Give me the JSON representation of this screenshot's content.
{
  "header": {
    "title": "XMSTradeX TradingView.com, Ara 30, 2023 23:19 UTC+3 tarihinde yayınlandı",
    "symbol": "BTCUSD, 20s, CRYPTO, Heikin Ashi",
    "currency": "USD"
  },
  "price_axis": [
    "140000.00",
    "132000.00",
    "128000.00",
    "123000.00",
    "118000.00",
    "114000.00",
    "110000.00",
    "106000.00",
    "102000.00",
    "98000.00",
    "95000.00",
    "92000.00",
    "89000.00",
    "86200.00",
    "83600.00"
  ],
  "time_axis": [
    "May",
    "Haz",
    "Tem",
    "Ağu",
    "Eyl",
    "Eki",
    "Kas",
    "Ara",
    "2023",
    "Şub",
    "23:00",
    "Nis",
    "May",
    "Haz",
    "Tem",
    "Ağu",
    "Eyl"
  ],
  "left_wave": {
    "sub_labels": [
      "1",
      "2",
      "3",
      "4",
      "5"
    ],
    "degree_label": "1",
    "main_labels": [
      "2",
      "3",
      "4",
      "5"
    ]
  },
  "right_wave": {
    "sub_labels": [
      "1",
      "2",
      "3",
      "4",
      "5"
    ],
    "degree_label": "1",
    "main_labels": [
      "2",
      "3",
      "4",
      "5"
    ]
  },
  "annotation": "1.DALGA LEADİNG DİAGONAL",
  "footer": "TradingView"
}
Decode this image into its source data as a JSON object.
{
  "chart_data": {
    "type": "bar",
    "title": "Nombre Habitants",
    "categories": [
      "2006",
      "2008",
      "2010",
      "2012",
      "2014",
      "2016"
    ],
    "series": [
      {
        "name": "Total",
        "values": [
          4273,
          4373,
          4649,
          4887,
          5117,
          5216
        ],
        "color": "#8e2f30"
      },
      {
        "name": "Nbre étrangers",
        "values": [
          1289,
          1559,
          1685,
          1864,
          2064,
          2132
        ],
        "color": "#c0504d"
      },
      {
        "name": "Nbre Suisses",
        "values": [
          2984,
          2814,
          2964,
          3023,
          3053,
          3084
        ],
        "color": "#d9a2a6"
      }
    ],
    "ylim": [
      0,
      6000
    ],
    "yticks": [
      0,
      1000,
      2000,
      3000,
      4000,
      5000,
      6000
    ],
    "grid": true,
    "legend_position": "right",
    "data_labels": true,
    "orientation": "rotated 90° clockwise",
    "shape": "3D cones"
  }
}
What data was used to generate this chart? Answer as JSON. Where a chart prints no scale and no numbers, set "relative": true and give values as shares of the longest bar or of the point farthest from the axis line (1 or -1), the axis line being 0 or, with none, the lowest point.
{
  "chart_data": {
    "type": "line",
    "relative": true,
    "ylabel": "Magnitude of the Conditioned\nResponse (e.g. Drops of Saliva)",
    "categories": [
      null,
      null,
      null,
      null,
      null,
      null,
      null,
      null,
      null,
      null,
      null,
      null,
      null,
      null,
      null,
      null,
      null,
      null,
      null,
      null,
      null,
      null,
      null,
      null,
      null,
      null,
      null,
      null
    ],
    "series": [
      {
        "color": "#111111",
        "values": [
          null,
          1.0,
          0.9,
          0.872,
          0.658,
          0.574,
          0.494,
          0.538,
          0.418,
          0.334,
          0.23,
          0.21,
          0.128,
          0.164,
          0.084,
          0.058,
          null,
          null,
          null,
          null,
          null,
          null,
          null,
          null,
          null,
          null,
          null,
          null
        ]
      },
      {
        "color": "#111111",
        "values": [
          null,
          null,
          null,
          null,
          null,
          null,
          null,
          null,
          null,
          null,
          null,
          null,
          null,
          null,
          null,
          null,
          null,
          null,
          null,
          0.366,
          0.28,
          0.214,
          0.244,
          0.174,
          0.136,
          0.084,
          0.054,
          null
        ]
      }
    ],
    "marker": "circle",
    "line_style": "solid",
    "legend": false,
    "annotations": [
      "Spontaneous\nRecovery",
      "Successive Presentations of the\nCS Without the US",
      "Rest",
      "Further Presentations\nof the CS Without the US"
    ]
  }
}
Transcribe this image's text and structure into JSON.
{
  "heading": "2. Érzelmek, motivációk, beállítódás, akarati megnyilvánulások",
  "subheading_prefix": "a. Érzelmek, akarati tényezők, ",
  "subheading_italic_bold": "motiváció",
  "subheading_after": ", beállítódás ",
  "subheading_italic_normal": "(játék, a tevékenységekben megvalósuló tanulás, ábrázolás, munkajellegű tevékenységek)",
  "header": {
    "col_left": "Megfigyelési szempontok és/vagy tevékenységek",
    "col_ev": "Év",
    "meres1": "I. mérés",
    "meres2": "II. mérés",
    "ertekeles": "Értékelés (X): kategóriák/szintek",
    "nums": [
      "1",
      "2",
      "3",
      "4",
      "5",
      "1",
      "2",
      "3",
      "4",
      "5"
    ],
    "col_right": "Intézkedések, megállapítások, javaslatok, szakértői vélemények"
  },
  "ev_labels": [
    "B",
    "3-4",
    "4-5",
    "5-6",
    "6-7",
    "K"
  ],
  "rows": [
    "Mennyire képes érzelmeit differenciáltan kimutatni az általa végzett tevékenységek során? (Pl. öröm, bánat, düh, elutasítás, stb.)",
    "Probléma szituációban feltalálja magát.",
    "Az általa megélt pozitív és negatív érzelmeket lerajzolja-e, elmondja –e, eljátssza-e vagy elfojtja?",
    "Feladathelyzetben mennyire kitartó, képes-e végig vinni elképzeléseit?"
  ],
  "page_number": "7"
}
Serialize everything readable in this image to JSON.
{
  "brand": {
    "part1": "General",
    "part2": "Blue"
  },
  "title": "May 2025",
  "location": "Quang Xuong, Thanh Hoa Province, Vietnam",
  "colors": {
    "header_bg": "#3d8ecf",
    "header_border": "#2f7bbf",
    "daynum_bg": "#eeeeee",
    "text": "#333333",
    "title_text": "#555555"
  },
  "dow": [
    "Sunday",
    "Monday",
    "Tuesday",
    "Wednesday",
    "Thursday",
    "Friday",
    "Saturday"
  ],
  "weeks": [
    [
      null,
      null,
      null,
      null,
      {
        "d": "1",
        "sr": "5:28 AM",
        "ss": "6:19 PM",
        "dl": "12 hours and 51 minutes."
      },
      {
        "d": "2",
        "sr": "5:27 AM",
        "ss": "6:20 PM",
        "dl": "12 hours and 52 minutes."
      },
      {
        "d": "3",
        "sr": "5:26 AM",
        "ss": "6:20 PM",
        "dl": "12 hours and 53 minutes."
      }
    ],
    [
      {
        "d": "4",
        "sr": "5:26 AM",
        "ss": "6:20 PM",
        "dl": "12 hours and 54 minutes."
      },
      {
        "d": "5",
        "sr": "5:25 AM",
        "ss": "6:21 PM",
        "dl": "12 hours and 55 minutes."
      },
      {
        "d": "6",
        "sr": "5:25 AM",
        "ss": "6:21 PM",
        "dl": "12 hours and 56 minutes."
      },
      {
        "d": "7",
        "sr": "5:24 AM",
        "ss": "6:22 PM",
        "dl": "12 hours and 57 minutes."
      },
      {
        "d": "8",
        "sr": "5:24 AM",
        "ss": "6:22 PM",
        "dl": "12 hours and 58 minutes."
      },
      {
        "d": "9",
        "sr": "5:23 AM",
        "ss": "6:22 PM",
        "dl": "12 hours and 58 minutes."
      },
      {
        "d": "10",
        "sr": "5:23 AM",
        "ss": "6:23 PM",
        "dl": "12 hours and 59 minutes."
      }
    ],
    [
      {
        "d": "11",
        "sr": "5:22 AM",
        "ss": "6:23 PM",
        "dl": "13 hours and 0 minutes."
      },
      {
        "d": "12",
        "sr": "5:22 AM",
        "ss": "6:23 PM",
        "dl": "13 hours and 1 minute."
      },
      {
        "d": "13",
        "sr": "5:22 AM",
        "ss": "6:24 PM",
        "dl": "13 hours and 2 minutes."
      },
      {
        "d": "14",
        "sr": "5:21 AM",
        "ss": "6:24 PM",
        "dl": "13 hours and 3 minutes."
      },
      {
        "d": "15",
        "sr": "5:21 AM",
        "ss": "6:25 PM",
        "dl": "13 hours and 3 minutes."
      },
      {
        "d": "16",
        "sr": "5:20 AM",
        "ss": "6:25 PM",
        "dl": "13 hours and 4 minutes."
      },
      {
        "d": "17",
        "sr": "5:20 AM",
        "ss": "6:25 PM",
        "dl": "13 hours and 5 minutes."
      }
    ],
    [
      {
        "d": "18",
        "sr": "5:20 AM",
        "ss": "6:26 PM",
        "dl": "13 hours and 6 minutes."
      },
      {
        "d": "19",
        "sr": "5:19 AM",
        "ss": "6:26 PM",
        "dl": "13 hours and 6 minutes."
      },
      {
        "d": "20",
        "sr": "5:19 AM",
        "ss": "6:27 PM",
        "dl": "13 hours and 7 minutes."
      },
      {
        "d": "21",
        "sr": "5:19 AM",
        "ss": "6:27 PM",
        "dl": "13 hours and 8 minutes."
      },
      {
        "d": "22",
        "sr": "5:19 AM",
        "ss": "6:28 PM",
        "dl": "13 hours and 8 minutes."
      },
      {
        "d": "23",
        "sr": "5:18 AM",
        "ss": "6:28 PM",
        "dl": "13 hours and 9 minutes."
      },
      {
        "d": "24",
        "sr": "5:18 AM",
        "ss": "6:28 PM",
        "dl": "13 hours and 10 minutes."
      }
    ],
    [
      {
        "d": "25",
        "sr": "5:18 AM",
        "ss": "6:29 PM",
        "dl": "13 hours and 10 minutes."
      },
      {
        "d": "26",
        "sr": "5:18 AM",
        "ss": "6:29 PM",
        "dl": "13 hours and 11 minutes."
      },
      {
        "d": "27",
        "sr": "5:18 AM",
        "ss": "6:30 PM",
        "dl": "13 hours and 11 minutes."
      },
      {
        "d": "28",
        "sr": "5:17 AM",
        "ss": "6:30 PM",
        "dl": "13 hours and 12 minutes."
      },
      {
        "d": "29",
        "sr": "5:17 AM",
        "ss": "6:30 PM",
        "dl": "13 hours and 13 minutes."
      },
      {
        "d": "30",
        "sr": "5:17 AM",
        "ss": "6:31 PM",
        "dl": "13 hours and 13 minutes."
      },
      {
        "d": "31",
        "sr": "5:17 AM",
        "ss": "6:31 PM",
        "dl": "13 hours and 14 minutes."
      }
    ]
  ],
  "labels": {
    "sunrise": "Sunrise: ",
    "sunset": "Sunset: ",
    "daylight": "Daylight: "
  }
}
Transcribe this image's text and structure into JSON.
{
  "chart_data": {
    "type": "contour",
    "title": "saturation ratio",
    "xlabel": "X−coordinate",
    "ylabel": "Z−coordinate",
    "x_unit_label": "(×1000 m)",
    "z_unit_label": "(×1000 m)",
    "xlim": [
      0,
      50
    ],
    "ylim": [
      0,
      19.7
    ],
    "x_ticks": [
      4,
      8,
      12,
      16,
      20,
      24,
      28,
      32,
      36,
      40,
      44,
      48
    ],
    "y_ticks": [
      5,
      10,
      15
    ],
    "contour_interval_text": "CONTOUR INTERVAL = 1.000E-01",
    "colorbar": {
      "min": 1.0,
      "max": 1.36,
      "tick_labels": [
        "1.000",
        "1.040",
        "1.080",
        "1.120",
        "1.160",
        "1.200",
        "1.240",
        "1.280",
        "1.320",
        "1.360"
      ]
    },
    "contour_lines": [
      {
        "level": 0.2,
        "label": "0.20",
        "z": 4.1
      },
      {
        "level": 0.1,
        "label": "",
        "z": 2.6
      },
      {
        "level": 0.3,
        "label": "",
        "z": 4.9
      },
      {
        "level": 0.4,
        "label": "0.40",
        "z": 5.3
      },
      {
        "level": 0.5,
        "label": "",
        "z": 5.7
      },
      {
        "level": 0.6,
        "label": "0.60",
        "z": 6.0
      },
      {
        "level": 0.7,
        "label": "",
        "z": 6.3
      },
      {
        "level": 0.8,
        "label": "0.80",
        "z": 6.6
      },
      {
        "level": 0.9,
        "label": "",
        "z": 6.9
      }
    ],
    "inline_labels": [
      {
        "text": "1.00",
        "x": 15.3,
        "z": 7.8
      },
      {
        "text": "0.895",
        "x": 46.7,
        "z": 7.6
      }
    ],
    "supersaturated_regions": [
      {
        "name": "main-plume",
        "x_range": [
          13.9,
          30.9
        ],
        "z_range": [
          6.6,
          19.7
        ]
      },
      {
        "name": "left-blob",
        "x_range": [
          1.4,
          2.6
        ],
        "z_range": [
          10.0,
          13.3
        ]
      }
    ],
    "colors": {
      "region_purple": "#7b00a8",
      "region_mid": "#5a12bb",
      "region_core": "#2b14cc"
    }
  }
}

= = = = = = =

» **Written exercise**
Return each line that includes "vagy".

» **Task output**
    "col_left": "Megfigyelési szempontok és/vagy tevékenységek",
    "Az általa megélt pozitív és negatív érzelmeket lerajzolja-e, elmondja –e, eljátssza-e vagy elfojtja?",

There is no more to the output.